Data to use:
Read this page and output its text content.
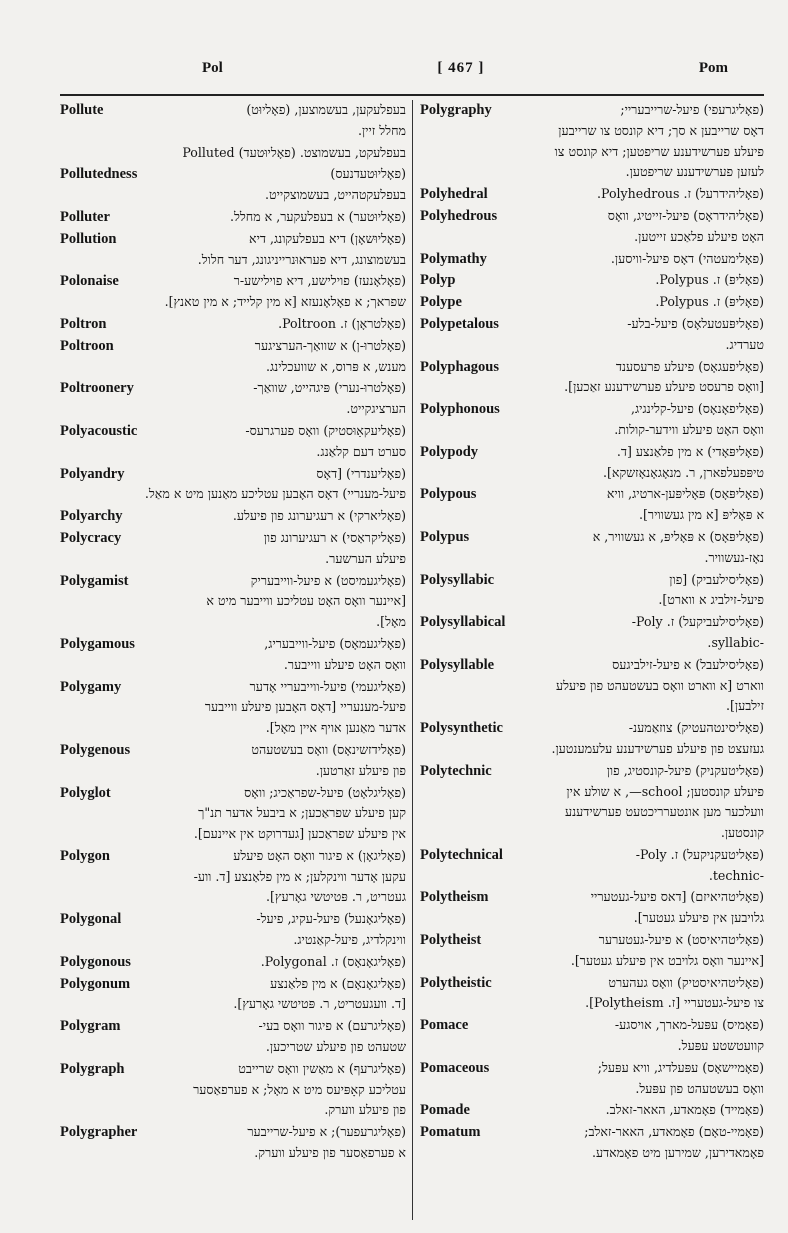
Pol	[ 467 ]	Pom
Pollute	בעפלעקען, בעשמוצען, (פאָליוּט)
מחלל זיין.
בעפלעקט, בעשמוצט. (פאָליוּטעד) Polluted
Pollutedness	(פאָליוּטעדנעס)
בעפלעקטהייט, בעשמוצקייט.
Polluter	(פאָליוּטער) א בעפלעקער, א מחלל.
Pollution	(פאָליוּשאָן) דיא בעפלעקונג, דיא
בעשמוצונג, דיא פעראוּנרייניגונג, דער חלול.
Polonaise	(פאָלאָנעז) פוילישע, דיא פוילישע-ר
שפראך; א פאָלאָנעזא [א מין קלייד; א מין טאנץ].
Poltron	(פאָלטראָן) ז. Poltroon.
Poltroon	(פאָלטרוּ-ן) א שוואַך-הערציגער
מענש, א פּרוס, א שוועכלינג.
Poltroonery	(פאָלטרוּ-נערי) פּיגהייט, שוואַך-
הערציגקייט.
Polyacoustic	(פאָליעקאַוּסטיק) וואָס פערגרעס-
סערט דעם קלאַנג.
Polyandry	(פאָליענדרי) [דאָס
פיעל-מענריי) דאָס האָבען עטליכע מאַנען מיט א מאַל.
Polyarchy	(פאָליארקי) א רעגיערונג פון פיעלע.
Polycracy	(פאָליקראַסי) א רעגיערונג פון
פיעלע הערשער.
Polygamist	(פאָליגעמיסט) א פיעל-ווייבעריק
[איינער וואָס האָט עטליכע ווייבער מיט א
מאָל].
Polygamous	(פאָליגעמאָס) פיעל-ווייבעריג,
וואָס האָט פיעלע ווייבער.
Polygamy	(פאָליגעמי) פיעל-ווייבעריי אָדער
פיעל-מענעריי [דאָס האָבען פיעלע ווייבער
אדער מאַנען אויף איין מאָל].
Polygenous	(פאָלידזשינאָס) וואָס בעשטעהט
פון פיעלע זאַרטען.
Polyglot	(פאָליגלאָט) פיעל-שפראַכיג; וואָס
קען פיעלע שפראַכען; א ביבעל אדער תנ"ך
אין פיעלע שפראַכען [געדרוקט אין איינעם].
Polygon	(פאָליגאָן) א פיגור וואָס האָט פיעלע
עקען אָדער ווינקלען; א מין פלאַנצע [ד. ווע-
געטריט, ר. פּטיטשי גאָרעץ].
Polygonal	(פאָליגאָנעל) פיעל-עקיג, פיעל-
ווינקלדיג, פיעל-קאַנטיג.
Polygonous	(פאָליגאָנאָס) ז. Polygonal.
Polygonum	(פאָליגאָנאָם) א מין פלאַנצע
[ד. וועגעטריט, ר. פּטיטשי גאָרעץ].
Polygram	(פאָליגרעם) א פיגור וואָס בעי-
שטעהט פון פיעלע שטריכען.
Polygraph	(פאָליגרעף) א מאַשין וואָס שרייבט
עטליכע קאָפּיעס מיט א מאָל; א פערפאַסער
פון פיעלע ווערק.
Polygrapher	(פאָליגרעפער); א פיעל-שרייבער
א פערפאַסער פון פיעלע ווערק.
Polygraphy	(פאָליגרעפי) פיעל-שרייבעריי;
דאָס שרייבען א סך; דיא קונסט צו שרייבען
פיעלע פערשידענע שריפטען; דיא קונסט צו
לעזען פערשידענע שריפטען.
Polyhedral	(פאָליהידרעל) ז. Polyhedrous.
Polyhedrous	(פאָליהידראָס) פיעל-זייטיג, וואָס
האָט פיעלע פלאַכע זייטען.
Polymathy	(פאָלימעטהי) דאָס פיעל-וויסען.
Polyp	(פאָליפּ) ז. Polypus.
Polype	(פאָליפּ) ז. Polypus.
Polypetalous	(פאָליפּעטעלאָס) פיעל-בלע-
טערדיג.
Polyphagous	(פאָליפעגאָס) פיעלע פרעסענד
[וואָס פרעסט פיעלע פערשידענע זאַכען].
Polyphonous	(פאָליפאָנאָס) פיעל-קלינגיג,
וואָס האָט פיעלע ווידער-קולות.
Polypody	(פאָליפּאָדי) א מין פלאַנצע [ד.
טיפּפעלפארן, ר. מנאָגאָנאָזשקא].
Polypous	(פאָליפּאָס) פּאָליפּען-ארטיג, וויא
א פּאָליפּ [א מין געשוויר].
Polypus	(פאָליפּאָס) א פּאָליפּ, א געשוויר, א
נאָז-געשוויר.
Polysyllabic	(פאָליסילעביק) [פון
פיעל-זילביג א ווארט].
Polysyllabical	(פאָליסילעביקעל) ז. Poly-
-syllabic.
Polysyllable	(פאָליסילעבל) א פיעל-זילביגעס
ווארט [א ווארט וואָס בעשטעהט פון פיעלע
זילבען].
Polysynthetic	(פאָליסינטהעטיק) צוזאַמענ-
געזעצט פון פיעלע פערשידענע עלעמענטען.
Polytechnic	(פאָליטעקניק) פיעל-קונסטיג, פון
פיעלע קונסטען; school—, א שולע אין
וועלכער מען אונטערריכטעט פערשידענע
קונסטען.
Polytechnical	(פאָליטעקניקעל) ז. Poly-
-technic.
Polytheism	(פאָליטהיאיזם) [דאס פיעל-געטעריי
גלויבען אין פיעלע געטער].
Polytheist	(פאָליטהיאיסט) א פיעל-געטערער
[איינער וואָס גלויבט אין פיעלע געטער].
Polytheistic	(פאָליטהיאיסטיק) וואָס געהערט
צו פיעל-געטעריי [ז. Polytheism].
Pomace	(פאָמיס) עפּעל-מארך, אויסגע-
קוועטשטע עפּעל.
Pomaceous	(פאָמיישאָס) עפּעלדיג, וויא עפּעל;
וואָס בעשטעהט פון עפּעל.
Pomade	(פאָמייד) פאָמאדע, האאר-זאלב.
Pomatum	(פאָמיי-טאָם) פאָמאדע, האאר-זאלב;
פאָמאדירען, שמירען מיט פאָמאדע.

Work to do:
Scan the records above for the string "Polytheism", then select every line that holds it.

Result:
Polytheism	(פאָליטהיאיזם) [דאס פיעל-געטעריי
צו פיעל-געטעריי [ז. Polytheism].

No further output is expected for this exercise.